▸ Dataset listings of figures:
========================================

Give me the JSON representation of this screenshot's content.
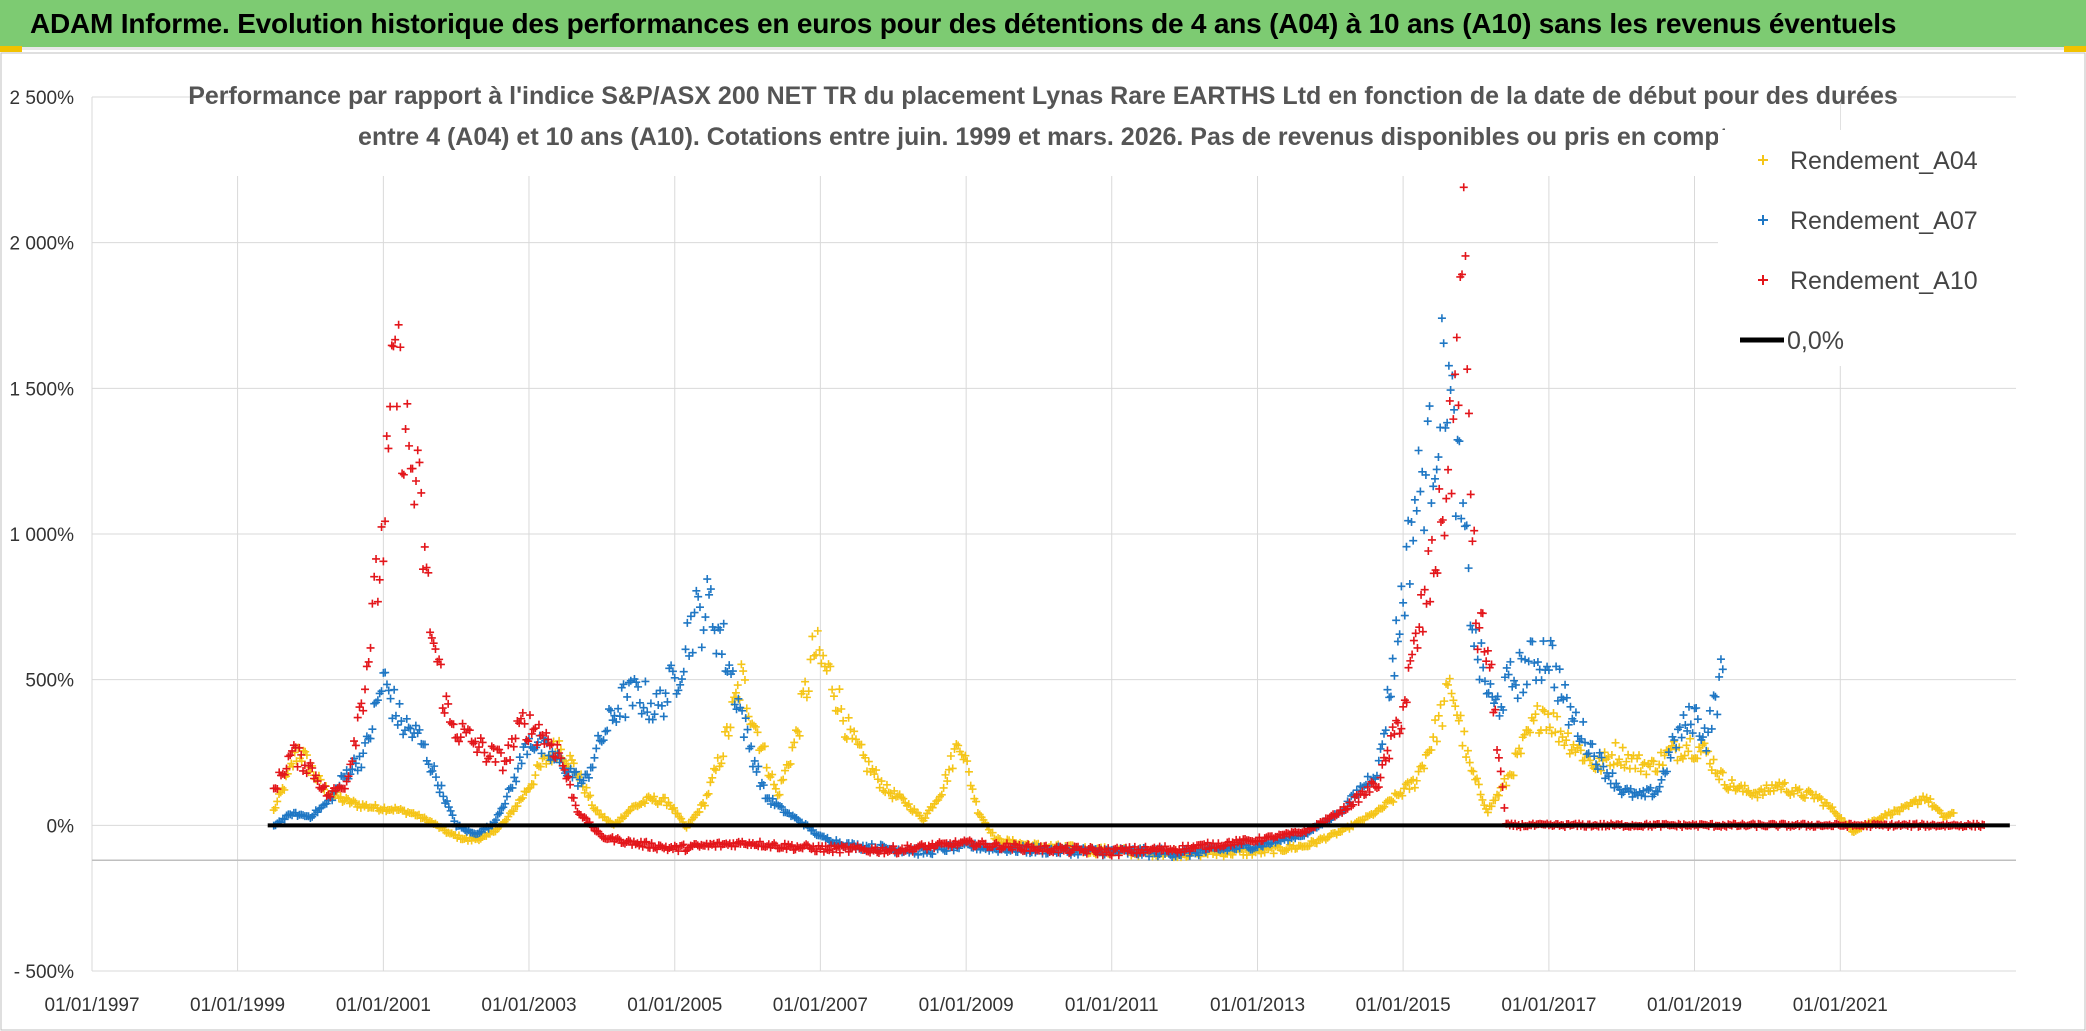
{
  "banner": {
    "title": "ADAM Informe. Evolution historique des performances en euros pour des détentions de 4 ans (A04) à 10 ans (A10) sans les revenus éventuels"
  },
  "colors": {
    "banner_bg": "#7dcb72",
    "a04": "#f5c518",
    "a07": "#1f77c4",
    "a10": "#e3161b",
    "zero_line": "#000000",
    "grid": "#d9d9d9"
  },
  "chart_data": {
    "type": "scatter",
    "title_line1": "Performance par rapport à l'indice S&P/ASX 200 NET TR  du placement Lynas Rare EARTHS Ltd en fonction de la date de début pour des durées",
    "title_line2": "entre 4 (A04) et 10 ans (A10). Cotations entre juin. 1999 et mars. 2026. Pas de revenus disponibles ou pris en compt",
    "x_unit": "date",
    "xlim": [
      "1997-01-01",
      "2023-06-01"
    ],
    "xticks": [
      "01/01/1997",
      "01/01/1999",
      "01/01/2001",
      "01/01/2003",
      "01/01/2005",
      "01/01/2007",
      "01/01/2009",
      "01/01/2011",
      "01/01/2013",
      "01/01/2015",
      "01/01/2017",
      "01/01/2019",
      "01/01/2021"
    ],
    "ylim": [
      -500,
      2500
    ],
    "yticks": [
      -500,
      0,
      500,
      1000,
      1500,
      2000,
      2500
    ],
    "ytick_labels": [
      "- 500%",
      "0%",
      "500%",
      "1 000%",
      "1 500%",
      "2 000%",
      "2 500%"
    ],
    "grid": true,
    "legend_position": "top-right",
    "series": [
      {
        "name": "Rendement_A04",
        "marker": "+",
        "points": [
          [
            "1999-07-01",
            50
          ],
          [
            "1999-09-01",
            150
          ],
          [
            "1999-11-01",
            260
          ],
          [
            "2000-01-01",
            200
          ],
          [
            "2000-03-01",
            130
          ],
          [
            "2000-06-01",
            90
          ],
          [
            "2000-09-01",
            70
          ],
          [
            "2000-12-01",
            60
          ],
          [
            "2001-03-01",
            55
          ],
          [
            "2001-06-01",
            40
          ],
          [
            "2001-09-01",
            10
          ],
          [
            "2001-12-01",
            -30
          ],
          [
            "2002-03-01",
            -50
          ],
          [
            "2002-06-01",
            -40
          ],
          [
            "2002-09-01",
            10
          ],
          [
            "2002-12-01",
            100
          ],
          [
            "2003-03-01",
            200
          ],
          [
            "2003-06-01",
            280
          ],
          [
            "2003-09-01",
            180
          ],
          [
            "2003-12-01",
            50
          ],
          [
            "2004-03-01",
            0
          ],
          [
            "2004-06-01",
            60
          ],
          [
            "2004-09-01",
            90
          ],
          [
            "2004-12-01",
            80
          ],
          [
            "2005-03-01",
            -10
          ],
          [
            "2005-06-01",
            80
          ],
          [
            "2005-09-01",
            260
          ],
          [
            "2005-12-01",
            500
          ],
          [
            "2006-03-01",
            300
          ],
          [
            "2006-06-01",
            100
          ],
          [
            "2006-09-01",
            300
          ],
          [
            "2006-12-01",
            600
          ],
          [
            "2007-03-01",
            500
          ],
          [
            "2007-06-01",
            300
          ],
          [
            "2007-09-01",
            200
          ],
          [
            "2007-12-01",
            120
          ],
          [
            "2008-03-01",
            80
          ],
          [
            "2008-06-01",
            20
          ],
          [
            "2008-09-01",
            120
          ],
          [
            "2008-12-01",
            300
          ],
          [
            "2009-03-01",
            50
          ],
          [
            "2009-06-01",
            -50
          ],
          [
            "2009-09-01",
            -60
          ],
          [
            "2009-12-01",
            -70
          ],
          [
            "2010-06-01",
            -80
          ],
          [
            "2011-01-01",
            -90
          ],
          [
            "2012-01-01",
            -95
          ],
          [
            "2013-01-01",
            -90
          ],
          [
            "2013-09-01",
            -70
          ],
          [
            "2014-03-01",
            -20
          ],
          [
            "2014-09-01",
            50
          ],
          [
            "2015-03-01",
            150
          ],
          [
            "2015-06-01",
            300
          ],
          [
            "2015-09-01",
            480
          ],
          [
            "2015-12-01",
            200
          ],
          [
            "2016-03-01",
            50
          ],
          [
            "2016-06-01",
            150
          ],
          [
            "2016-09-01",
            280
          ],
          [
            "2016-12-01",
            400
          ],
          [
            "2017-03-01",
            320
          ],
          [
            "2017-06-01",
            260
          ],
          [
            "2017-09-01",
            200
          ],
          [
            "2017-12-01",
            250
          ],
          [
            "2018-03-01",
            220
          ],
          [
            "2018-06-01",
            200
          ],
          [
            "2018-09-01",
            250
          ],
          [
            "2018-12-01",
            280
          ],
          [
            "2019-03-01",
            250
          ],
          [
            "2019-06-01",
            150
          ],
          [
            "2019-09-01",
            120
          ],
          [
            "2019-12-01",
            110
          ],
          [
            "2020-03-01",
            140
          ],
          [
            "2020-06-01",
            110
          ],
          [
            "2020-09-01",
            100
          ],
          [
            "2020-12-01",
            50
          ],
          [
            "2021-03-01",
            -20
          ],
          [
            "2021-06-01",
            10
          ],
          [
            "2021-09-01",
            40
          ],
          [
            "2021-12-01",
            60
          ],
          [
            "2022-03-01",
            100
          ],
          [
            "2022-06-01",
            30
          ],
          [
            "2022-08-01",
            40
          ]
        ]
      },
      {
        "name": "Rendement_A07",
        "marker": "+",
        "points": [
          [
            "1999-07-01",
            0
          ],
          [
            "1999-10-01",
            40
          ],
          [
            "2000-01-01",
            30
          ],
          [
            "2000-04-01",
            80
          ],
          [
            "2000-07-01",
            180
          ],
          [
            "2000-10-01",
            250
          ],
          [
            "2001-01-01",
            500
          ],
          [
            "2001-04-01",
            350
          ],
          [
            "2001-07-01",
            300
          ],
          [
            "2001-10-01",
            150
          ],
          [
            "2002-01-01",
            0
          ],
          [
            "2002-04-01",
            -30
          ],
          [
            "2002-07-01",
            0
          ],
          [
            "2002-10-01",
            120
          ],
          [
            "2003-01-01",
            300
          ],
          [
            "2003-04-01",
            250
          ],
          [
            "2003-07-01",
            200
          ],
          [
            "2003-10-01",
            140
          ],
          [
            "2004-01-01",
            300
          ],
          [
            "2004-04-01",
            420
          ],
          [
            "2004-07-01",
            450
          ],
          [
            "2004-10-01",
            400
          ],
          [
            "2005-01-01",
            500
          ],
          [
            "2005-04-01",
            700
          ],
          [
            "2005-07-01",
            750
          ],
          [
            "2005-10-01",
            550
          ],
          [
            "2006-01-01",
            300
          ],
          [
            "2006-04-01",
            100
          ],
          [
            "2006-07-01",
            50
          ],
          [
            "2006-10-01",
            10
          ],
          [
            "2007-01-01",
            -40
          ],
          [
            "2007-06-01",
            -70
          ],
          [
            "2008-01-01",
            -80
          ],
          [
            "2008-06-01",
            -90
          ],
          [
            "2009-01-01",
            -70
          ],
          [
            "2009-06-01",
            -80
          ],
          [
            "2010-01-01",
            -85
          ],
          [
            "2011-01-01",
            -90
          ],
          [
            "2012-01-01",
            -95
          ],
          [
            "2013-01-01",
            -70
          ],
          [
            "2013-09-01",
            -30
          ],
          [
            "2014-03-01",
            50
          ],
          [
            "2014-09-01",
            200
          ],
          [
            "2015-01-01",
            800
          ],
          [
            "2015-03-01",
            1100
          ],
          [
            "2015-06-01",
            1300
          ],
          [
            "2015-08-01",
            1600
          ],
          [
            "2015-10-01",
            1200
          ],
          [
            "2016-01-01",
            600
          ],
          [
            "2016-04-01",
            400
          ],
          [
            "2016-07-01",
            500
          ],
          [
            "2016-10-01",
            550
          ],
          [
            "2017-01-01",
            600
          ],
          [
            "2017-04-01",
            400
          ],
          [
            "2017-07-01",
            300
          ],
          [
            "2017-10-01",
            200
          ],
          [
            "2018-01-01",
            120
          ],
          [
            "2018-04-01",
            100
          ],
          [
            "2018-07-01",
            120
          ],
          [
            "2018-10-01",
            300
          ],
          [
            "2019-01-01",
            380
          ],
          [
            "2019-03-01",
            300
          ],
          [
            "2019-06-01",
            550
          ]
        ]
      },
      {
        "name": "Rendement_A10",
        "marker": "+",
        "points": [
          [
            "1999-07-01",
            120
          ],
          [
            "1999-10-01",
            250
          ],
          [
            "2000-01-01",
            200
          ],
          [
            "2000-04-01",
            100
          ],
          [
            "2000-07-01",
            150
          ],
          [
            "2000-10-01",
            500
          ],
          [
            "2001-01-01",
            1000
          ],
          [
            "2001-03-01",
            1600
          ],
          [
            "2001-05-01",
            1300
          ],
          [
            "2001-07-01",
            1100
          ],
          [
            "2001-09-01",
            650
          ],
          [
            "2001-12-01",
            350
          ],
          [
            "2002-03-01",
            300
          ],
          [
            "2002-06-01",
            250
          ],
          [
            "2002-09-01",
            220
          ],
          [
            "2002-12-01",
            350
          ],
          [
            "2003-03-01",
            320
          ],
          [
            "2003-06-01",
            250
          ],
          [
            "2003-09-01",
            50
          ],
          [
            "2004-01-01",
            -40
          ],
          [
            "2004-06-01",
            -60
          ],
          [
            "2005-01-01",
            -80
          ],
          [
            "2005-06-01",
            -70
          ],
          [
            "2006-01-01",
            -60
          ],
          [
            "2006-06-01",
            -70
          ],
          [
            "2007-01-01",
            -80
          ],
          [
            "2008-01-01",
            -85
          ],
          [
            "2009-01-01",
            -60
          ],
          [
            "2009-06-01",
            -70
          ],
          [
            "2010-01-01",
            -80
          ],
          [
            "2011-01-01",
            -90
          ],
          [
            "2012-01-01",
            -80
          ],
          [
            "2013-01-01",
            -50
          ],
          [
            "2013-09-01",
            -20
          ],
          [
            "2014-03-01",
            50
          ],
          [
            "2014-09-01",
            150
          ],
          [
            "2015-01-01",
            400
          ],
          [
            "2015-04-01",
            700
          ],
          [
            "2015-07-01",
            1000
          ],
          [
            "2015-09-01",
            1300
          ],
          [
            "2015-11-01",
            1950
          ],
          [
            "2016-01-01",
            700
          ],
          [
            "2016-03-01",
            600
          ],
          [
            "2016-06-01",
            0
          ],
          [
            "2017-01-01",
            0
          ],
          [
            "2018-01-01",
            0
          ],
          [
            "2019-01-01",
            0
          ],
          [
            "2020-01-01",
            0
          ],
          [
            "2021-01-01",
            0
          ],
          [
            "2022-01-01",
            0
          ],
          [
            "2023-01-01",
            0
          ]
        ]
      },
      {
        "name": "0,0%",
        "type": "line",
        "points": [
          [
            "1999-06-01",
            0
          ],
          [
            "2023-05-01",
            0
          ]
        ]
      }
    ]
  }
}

========================================

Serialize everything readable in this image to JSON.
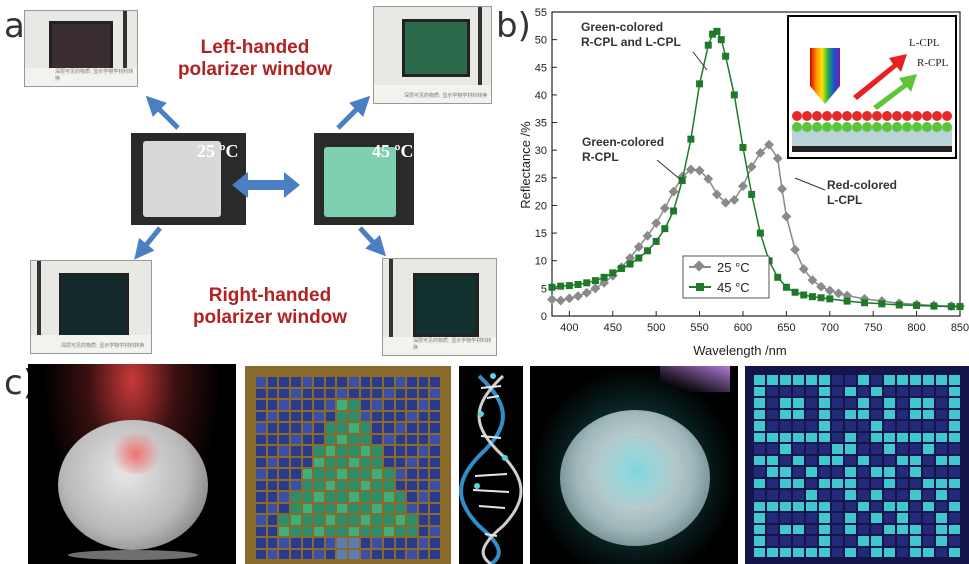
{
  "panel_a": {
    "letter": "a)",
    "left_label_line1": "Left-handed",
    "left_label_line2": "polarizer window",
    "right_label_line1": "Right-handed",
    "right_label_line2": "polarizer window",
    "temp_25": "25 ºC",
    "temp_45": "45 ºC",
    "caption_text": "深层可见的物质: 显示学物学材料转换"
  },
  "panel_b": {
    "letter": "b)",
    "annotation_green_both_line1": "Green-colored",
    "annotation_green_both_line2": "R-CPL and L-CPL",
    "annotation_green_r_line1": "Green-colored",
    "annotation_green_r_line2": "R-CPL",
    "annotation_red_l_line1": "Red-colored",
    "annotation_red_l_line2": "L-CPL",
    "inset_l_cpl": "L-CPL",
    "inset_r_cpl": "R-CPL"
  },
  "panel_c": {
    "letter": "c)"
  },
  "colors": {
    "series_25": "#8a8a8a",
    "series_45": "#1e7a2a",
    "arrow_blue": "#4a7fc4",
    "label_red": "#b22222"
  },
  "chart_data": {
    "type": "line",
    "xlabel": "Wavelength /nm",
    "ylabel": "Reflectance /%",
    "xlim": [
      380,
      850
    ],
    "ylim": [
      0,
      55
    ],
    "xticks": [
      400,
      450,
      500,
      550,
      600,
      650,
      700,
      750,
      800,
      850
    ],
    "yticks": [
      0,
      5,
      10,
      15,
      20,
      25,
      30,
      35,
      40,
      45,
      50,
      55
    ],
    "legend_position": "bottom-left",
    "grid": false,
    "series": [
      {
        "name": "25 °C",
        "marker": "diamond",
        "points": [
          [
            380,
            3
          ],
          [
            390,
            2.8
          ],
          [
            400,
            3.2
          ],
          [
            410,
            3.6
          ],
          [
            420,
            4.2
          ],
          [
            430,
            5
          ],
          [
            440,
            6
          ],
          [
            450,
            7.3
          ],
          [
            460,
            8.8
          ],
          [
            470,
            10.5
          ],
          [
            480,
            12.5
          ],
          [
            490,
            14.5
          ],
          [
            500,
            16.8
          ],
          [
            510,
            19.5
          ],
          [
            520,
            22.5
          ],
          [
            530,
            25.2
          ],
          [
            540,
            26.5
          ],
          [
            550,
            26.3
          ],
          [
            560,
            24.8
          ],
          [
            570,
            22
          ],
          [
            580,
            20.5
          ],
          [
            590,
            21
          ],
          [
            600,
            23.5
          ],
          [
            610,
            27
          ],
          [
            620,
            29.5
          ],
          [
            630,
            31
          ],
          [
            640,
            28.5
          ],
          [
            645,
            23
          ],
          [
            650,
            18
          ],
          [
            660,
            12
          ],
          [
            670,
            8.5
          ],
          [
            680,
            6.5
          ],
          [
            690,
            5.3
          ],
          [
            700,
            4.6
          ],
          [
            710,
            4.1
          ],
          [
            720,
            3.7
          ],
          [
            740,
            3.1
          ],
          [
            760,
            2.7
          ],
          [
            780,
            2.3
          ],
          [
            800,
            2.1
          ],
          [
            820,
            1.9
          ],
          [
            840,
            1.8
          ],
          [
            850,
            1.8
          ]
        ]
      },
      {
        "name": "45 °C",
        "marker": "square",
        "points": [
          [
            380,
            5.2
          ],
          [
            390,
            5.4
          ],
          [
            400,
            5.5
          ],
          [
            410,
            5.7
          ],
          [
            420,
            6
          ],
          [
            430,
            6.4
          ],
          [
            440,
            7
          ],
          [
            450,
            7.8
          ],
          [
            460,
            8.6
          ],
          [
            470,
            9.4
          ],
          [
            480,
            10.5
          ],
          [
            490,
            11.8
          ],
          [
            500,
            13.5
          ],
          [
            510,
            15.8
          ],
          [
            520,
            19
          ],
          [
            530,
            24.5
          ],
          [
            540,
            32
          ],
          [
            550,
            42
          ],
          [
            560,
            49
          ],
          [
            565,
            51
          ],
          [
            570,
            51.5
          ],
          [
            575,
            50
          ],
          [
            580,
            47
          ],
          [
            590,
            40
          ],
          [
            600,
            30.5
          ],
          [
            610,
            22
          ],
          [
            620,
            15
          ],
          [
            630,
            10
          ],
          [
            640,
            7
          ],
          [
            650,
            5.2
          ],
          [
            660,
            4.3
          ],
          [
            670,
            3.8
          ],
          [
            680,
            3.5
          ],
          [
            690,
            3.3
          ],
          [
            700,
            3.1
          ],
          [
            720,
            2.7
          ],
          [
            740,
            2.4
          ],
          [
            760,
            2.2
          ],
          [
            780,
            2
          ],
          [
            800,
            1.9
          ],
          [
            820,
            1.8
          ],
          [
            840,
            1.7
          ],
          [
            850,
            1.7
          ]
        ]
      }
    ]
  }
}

========================================

▸ Task:
Check each line above for the word "this" and copy the ones that have it.

▸ The completed task:
Give me the JSON representation of this screenshot's content.
Serialize everything readable in this image to JSON.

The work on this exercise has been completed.